EXERCISE OBJECTIVE | Please transcribe the data that follows without the pictures, keeping every word the same.

-------

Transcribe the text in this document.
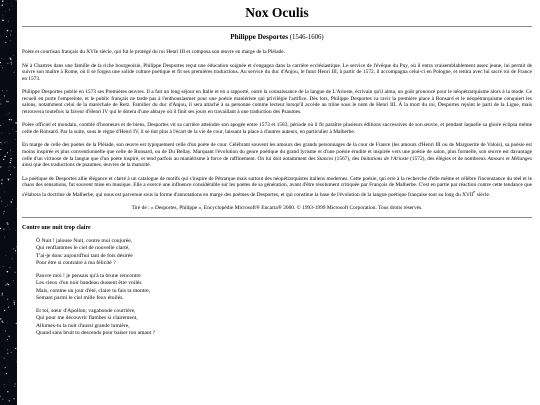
Nox Oculis
Philippe Desportes (1546-1606)

Poète et courtisan français du XVIe siècle, qui fut le protégé du roi Henri III et composa son œuvre en marge de la Pléiade.

Né à Chartres dans une famille de la riche bourgeoisie, Philippe Desportes reçut une éducation soignée et s'engagea dans la carrière ecclésiastique. Le service de l'évêque du Puy, où il entra vraisemblablement assez jeune, lui permit de suivre son maître à Rome, où il se forgea une solide culture poétique et fit ses premières traductions. Au service du duc d'Anjou, le futur Henri III, à partir de 1572, il accompagna celui-ci en Pologne, et rentra avec lui sacré roi de France en 1573.

Philippe Desportes publie en 1573 ses Premières œuvres. Il a fait un long séjour en Italie et en a rapporté, outre la connaissance de la langue de L'Arioste, écrivain qu'il aima, un goût prononcé pour le néopétrarquisme alors à la mode. Ce recueil en porte l'empreinte, et le public français ne tarde pas à l'enthousiasmer pour une poésie maniériste qui privilégie l'artifice. Dès lors, Philippe Desportes va ravir la première place à Ronsard et le néopétrarquisme conquiert les salons, notamment celui de la maréchale de Retz. Familier du duc d'Anjou, il sera attaché à sa personne comme lecteur lorsqu'il accède au trône sous le nom de Henri III. À la mort du roi, Desportes rejoint le parti de la Ligue, mais retrouvera toutefois la faveur d'Henri IV qui le dotera d'une abbaye où il finit ses jours en travaillant à une traduction des Psaumes.

Poète officiel et mondain, comblé d'honneurs et de biens, Desportes vit sa carrière atteindre son apogée entre 1573 et 1583, période où il fit paraître plusieurs éditions successives de son œuvre, et pendant laquelle sa gloire éclipsa même celle de Ronsard. Par la suite, sous le règne d'Henri IV, il se tint plus à l'écart de la vie de cour, laissant la place à d'autres auteurs, en particulier à Malherbe.

En marge de celle des poètes de la Pléiade, son œuvre est typiquement celle d'un poète de cour. Célébrant souvent les amours des grands personnages de la cour de France (les amours d'Henri III ou de Marguerite de Valois), sa poésie est moins inspirée et plus conventionnelle que celle de Ronsard, ou de Du Bellay. Marquant l'évolution du genre poétique du grand lyrisme et d'une poésie érudite et inspirée vers une poésie de salon, plus formelle, son œuvre est davantage celle d'un virtuose de la langue que d'un poète inspiré, et tend parfois au maniérisme à force de raffinement. On lui doit notamment des Stances (1567), des Imitations de l'Arioste (1572), des élégies et de nombreux Amours et Mélanges ainsi que des traductions de psaumes, œuvres de la maturité.

La poétique de Desportes allie élégance et clarté à un catalogue de motifs qui s'inspire de Pétrarque mais surtout des néopétrarquistes italiens modernes. Cette poésie, qui erre à la recherche d'elle même et célèbre l'inconstance du réel et le chaos des sensations, fut souvent mise en musique. Elle a exercé une influence considérable sur les poètes de sa génération, avant d'être résolument critiquée par François de Malherbe. C'est en partie par réaction contre cette tendance que s'élabora la doctrine de Malherbe, qui nous est parvenue sous la forme d'annotations en marge des poèmes de Desportes, et qui constitue la base de l'évolution de la langue poétique française tout au long du XVIIe siècle.

Tiré de : « Desportes, Philippe », Encyclopédie Microsoft® Encarta® 2000. © 1993-1999 Microsoft Corporation. Tous droits réservés.

Contre une nuit trop claire
Ô Nuit ! jalouse Nuit, contre moi conjurée,
Qui renflammes le ciel de nouvelle clarté,
T'ai-je donc aujourd'hui tant de fois désirée
Pour être si contraire à ma félicité ?
Pauvre moi ! je pensais qu'à ta brune rencontre
Les cieux d'un noir bandeau dussent être voilés
Mais, comme un jour d'été, claire tu fais ta montre,
Semant parmi le ciel mille feux étoilés.
Et toi, sœur d'Apollon, vagabonde courrière,
Qui pour me découvrir flambes si clairement,
Allumes-tu la nuit d'aussi grande lumière,
Quand sans bruit tu descends pour baiser ton amant ?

-------

RESULT FOR THIS TASK |
Transcribe the text in this document.
Nox Oculis
Philippe Desportes (1546-1606)

Poète et courtisan français du XVIe siècle, qui fut le protégé du roi Henri III et composa son œuvre en marge de la Pléiade.

Né à Chartres dans une famille de la riche bourgeoisie, Philippe Desportes reçut une éducation soignée et s'engagea dans la carrière ecclésiastique. Le service de l'évêque du Puy, où il entra vraisemblablement assez jeune, lui permit de suivre son maître à Rome, où il se forgea une solide culture poétique et fit ses premières traductions. Au service du duc d'Anjou, le futur Henri III, à partir de 1572, il accompagna celui-ci en Pologne, et rentra avec lui sacré roi de France en 1573.

Philippe Desportes publie en 1573 ses Premières œuvres. Il a fait un long séjour en Italie et en a rapporté, outre la connaissance de la langue de L'Arioste, écrivain qu'il aima, un goût prononcé pour le néopétrarquisme alors à la mode. Ce recueil en porte l'empreinte, et le public français ne tarde pas à l'enthousiasmer pour une poésie maniériste qui privilégie l'artifice. Dès lors, Philippe Desportes va ravir la première place à Ronsard et le néopétrarquisme conquiert les salons, notamment celui de la maréchale de Retz. Familier du duc d'Anjou, il sera attaché à sa personne comme lecteur lorsqu'il accède au trône sous le nom de Henri III. À la mort du roi, Desportes rejoint le parti de la Ligue, mais retrouvera toutefois la faveur d'Henri IV qui le dotera d'une abbaye où il finit ses jours en travaillant à une traduction des Psaumes.

Poète officiel et mondain, comblé d'honneurs et de biens, Desportes vit sa carrière atteindre son apogée entre 1573 et 1583, période où il fit paraître plusieurs éditions successives de son œuvre, et pendant laquelle sa gloire éclipsa même celle de Ronsard. Par la suite, sous le règne d'Henri IV, il se tint plus à l'écart de la vie de cour, laissant la place à d'autres auteurs, en particulier à Malherbe.

En marge de celle des poètes de la Pléiade, son œuvre est typiquement celle d'un poète de cour. Célébrant souvent les amours des grands personnages de la cour de France (les amours d'Henri III ou de Marguerite de Valois), sa poésie est moins inspirée et plus conventionnelle que celle de Ronsard, ou de Du Bellay. Marquant l'évolution du genre poétique du grand lyrisme et d'une poésie érudite et inspirée vers une poésie de salon, plus formelle, son œuvre est davantage celle d'un virtuose de la langue que d'un poète inspiré, et tend parfois au maniérisme à force de raffinement. On lui doit notamment des Stances (1567), des Imitations de l'Arioste (1572), des élégies et de nombreux Amours et Mélanges ainsi que des traductions de psaumes, œuvres de la maturité.

La poétique de Desportes allie élégance et clarté à un catalogue de motifs qui s'inspire de Pétrarque mais surtout des néopétrarquistes italiens modernes. Cette poésie, qui erre à la recherche d'elle même et célèbre l'inconstance du réel et le chaos des sensations, fut souvent mise en musique. Elle a exercé une influence considérable sur les poètes de sa génération, avant d'être résolument critiquée par François de Malherbe. C'est en partie par réaction contre cette tendance que s'élabora la doctrine de Malherbe, qui nous est parvenue sous la forme d'annotations en marge des poèmes de Desportes, et qui constitue la base de l'évolution de la langue poétique française tout au long du XVIIe siècle.

Tiré de : « Desportes, Philippe », Encyclopédie Microsoft® Encarta® 2000. © 1993-1999 Microsoft Corporation. Tous droits réservés.

Contre une nuit trop claire
Ô Nuit ! jalouse Nuit, contre moi conjurée,
Qui renflammes le ciel de nouvelle clarté,
T'ai-je donc aujourd'hui tant de fois désirée
Pour être si contraire à ma félicité ?
Pauvre moi ! je pensais qu'à ta brune rencontre
Les cieux d'un noir bandeau dussent être voilés
Mais, comme un jour d'été, claire tu fais ta montre,
Semant parmi le ciel mille feux étoilés.
Et toi, sœur d'Apollon, vagabonde courrière,
Qui pour me découvrir flambes si clairement,
Allumes-tu la nuit d'aussi grande lumière,
Quand sans bruit tu descends pour baiser ton amant ?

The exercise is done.